Take down each entry exactly as written.

--- begin ---

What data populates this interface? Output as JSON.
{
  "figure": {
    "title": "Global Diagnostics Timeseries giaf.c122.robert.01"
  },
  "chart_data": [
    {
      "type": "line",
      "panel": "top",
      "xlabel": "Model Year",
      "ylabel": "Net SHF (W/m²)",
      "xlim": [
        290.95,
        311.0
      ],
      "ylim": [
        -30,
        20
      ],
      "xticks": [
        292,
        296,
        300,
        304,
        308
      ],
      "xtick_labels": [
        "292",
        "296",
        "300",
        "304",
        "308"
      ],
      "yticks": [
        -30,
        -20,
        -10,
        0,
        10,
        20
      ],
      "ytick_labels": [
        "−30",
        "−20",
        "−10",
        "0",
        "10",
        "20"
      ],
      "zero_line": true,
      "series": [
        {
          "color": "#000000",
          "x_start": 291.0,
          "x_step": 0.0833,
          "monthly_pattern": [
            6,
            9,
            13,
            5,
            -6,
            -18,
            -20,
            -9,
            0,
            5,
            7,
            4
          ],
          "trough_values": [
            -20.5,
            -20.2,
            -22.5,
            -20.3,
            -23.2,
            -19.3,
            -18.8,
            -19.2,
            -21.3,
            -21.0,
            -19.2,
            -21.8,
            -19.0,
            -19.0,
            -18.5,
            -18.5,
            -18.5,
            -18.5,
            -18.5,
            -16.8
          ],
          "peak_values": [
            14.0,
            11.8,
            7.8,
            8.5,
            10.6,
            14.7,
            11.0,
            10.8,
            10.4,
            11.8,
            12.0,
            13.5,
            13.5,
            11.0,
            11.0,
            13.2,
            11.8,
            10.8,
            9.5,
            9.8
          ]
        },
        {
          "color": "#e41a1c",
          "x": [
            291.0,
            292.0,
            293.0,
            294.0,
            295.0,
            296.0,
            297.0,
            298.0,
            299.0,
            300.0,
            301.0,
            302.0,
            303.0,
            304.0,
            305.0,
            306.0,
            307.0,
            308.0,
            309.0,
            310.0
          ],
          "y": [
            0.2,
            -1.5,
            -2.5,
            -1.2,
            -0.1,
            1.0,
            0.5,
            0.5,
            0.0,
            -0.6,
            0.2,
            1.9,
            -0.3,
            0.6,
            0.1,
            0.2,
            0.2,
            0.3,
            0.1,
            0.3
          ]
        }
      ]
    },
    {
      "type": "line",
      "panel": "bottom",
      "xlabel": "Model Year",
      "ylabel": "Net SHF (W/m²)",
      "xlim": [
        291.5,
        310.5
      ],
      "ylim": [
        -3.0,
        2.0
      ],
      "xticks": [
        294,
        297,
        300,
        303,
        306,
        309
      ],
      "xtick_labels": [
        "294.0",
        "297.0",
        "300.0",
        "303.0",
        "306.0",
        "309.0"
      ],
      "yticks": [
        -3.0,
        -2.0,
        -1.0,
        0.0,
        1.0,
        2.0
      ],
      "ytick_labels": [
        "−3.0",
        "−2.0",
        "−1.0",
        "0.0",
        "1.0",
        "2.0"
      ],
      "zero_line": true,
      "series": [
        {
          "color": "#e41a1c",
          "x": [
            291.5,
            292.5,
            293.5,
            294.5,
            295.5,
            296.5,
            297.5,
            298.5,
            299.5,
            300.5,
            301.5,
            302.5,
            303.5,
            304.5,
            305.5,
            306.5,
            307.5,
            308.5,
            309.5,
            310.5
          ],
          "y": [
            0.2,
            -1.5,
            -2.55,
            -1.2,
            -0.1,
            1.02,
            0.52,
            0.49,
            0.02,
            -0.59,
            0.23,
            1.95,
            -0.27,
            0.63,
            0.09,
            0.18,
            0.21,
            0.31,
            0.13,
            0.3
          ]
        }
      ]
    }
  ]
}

--- end ---

### [ANSWER BELOW]
What data populates this interface? Output as JSON.
{
  "figure": {
    "title": "Global Diagnostics Timeseries giaf.c122.robert.01"
  },
  "chart_data": [
    {
      "type": "line",
      "panel": "top",
      "xlabel": "Model Year",
      "ylabel": "Net SHF (W/m²)",
      "xlim": [
        290.95,
        311.0
      ],
      "ylim": [
        -30,
        20
      ],
      "xticks": [
        292,
        296,
        300,
        304,
        308
      ],
      "xtick_labels": [
        "292",
        "296",
        "300",
        "304",
        "308"
      ],
      "yticks": [
        -30,
        -20,
        -10,
        0,
        10,
        20
      ],
      "ytick_labels": [
        "−30",
        "−20",
        "−10",
        "0",
        "10",
        "20"
      ],
      "zero_line": true,
      "series": [
        {
          "color": "#000000",
          "x_start": 291.0,
          "x_step": 0.0833,
          "monthly_pattern": [
            6,
            9,
            13,
            5,
            -6,
            -18,
            -20,
            -9,
            0,
            5,
            7,
            4
          ],
          "trough_values": [
            -20.5,
            -20.2,
            -22.5,
            -20.3,
            -23.2,
            -19.3,
            -18.8,
            -19.2,
            -21.3,
            -21.0,
            -19.2,
            -21.8,
            -19.0,
            -19.0,
            -18.5,
            -18.5,
            -18.5,
            -18.5,
            -18.5,
            -16.8
          ],
          "peak_values": [
            14.0,
            11.8,
            7.8,
            8.5,
            10.6,
            14.7,
            11.0,
            10.8,
            10.4,
            11.8,
            12.0,
            13.5,
            13.5,
            11.0,
            11.0,
            13.2,
            11.8,
            10.8,
            9.5,
            9.8
          ]
        },
        {
          "color": "#e41a1c",
          "x": [
            291.0,
            292.0,
            293.0,
            294.0,
            295.0,
            296.0,
            297.0,
            298.0,
            299.0,
            300.0,
            301.0,
            302.0,
            303.0,
            304.0,
            305.0,
            306.0,
            307.0,
            308.0,
            309.0,
            310.0
          ],
          "y": [
            0.2,
            -1.5,
            -2.5,
            -1.2,
            -0.1,
            1.0,
            0.5,
            0.5,
            0.0,
            -0.6,
            0.2,
            1.9,
            -0.3,
            0.6,
            0.1,
            0.2,
            0.2,
            0.3,
            0.1,
            0.3
          ]
        }
      ]
    },
    {
      "type": "line",
      "panel": "bottom",
      "xlabel": "Model Year",
      "ylabel": "Net SHF (W/m²)",
      "xlim": [
        291.5,
        310.5
      ],
      "ylim": [
        -3.0,
        2.0
      ],
      "xticks": [
        294,
        297,
        300,
        303,
        306,
        309
      ],
      "xtick_labels": [
        "294.0",
        "297.0",
        "300.0",
        "303.0",
        "306.0",
        "309.0"
      ],
      "yticks": [
        -3.0,
        -2.0,
        -1.0,
        0.0,
        1.0,
        2.0
      ],
      "ytick_labels": [
        "−3.0",
        "−2.0",
        "−1.0",
        "0.0",
        "1.0",
        "2.0"
      ],
      "zero_line": true,
      "series": [
        {
          "color": "#e41a1c",
          "x": [
            291.5,
            292.5,
            293.5,
            294.5,
            295.5,
            296.5,
            297.5,
            298.5,
            299.5,
            300.5,
            301.5,
            302.5,
            303.5,
            304.5,
            305.5,
            306.5,
            307.5,
            308.5,
            309.5,
            310.5
          ],
          "y": [
            0.2,
            -1.5,
            -2.55,
            -1.2,
            -0.1,
            1.02,
            0.52,
            0.49,
            0.02,
            -0.59,
            0.23,
            1.95,
            -0.27,
            0.63,
            0.09,
            0.18,
            0.21,
            0.31,
            0.13,
            0.3
          ]
        }
      ]
    }
  ]
}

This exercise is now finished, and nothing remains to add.